§ Information supplied
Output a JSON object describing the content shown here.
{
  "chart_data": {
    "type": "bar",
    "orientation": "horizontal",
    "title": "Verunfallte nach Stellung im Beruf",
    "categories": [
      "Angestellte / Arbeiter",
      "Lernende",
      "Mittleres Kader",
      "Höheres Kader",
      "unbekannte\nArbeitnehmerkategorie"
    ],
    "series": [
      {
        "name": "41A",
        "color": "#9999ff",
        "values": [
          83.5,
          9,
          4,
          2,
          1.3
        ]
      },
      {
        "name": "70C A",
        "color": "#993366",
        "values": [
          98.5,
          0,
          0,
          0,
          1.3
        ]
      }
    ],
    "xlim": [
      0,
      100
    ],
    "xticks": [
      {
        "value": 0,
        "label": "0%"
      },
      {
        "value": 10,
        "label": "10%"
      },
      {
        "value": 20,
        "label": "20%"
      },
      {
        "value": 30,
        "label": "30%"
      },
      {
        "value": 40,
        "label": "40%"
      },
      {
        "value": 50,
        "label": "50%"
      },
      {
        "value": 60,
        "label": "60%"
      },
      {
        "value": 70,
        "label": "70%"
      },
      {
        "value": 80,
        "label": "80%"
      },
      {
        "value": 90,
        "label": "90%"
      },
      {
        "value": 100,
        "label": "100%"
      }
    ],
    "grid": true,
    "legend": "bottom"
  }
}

§ Requirements
Using the exact wording, write out all of the records.

§ Task response
Output a JSON object describing the content shown here.
{
  "chart_data": {
    "type": "bar",
    "orientation": "horizontal",
    "title": "Verunfallte nach Stellung im Beruf",
    "categories": [
      "Angestellte / Arbeiter",
      "Lernende",
      "Mittleres Kader",
      "Höheres Kader",
      "unbekannte\nArbeitnehmerkategorie"
    ],
    "series": [
      {
        "name": "41A",
        "color": "#9999ff",
        "values": [
          83.5,
          9,
          4,
          2,
          1.3
        ]
      },
      {
        "name": "70C A",
        "color": "#993366",
        "values": [
          98.5,
          0,
          0,
          0,
          1.3
        ]
      }
    ],
    "xlim": [
      0,
      100
    ],
    "xticks": [
      {
        "value": 0,
        "label": "0%"
      },
      {
        "value": 10,
        "label": "10%"
      },
      {
        "value": 20,
        "label": "20%"
      },
      {
        "value": 30,
        "label": "30%"
      },
      {
        "value": 40,
        "label": "40%"
      },
      {
        "value": 50,
        "label": "50%"
      },
      {
        "value": 60,
        "label": "60%"
      },
      {
        "value": 70,
        "label": "70%"
      },
      {
        "value": 80,
        "label": "80%"
      },
      {
        "value": 90,
        "label": "90%"
      },
      {
        "value": 100,
        "label": "100%"
      }
    ],
    "grid": true,
    "legend": "bottom"
  }
}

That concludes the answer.